Work out the number of lines with "Langchain" in them. Reply with that number and no other words.

^^^^

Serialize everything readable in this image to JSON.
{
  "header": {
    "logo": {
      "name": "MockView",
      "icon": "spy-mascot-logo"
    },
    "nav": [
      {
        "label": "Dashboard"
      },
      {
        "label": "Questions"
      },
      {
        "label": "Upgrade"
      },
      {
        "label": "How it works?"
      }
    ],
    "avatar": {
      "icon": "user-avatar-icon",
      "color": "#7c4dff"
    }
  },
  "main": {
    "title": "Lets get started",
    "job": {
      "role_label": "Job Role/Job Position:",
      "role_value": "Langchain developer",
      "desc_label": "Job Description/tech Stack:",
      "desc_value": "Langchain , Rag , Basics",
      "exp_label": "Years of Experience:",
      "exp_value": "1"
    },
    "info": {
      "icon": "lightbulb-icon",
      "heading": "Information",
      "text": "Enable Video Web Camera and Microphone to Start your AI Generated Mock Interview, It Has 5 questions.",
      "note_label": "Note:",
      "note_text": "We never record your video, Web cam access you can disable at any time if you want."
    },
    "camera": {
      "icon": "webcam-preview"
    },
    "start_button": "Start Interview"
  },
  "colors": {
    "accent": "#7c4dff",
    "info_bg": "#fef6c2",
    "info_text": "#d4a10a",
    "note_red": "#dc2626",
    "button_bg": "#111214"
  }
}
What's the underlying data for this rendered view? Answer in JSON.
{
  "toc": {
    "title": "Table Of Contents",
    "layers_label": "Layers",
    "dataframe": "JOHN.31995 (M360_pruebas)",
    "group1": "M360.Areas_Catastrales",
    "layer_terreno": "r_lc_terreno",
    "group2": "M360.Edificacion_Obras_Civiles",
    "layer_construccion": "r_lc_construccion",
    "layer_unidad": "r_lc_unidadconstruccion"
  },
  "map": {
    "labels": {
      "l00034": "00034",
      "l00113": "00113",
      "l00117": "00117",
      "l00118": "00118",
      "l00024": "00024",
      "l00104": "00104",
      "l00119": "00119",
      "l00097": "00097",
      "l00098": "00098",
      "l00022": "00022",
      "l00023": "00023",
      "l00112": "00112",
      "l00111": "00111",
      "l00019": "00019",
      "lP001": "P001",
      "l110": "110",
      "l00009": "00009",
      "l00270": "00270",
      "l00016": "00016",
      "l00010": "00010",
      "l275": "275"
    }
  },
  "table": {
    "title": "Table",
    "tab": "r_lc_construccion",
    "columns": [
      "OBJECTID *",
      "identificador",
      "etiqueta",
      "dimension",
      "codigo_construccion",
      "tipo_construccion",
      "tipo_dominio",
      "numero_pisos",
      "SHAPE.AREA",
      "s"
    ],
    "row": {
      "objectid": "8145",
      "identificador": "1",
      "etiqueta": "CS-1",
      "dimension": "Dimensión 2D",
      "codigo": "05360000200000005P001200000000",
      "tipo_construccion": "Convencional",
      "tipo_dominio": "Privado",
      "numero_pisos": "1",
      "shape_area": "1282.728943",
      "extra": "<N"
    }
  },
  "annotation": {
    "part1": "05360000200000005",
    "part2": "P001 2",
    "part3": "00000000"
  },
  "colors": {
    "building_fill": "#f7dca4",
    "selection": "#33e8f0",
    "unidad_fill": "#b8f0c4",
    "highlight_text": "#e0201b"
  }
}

^^^^

[RESULT OF THIS EXERCISE]:
2